-- START --

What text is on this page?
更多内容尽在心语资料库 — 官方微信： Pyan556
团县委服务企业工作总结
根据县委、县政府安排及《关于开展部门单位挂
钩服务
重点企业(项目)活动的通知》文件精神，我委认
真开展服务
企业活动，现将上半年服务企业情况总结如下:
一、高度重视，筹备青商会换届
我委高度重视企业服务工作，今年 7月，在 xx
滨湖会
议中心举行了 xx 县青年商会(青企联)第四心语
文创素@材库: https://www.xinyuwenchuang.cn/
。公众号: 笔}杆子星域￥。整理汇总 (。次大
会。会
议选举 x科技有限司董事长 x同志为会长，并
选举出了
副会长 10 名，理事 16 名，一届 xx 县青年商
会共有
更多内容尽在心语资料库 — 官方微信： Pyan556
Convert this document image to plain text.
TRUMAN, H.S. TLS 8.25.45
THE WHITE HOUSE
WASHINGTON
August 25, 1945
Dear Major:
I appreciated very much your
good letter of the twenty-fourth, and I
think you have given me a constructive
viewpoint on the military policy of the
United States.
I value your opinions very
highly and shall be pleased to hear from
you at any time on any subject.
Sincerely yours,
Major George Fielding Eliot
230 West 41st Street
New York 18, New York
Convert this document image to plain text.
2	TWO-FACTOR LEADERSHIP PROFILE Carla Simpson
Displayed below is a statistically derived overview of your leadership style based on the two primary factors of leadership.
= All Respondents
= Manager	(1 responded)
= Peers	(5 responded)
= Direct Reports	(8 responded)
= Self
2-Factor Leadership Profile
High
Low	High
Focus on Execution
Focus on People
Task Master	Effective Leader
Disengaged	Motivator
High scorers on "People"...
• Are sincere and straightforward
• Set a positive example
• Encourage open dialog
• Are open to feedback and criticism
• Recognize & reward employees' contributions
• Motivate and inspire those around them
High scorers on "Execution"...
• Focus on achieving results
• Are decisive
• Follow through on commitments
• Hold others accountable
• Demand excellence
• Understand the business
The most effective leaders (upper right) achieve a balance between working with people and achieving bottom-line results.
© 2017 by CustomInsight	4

-- END --

» EXERCISE DETAILS
Find every line that has "responded" in it, then return those lines.

» OUTPUT FOR THIS TASK
= Manager	(1 responded)
= Peers	(5 responded)
= Direct Reports	(8 responded)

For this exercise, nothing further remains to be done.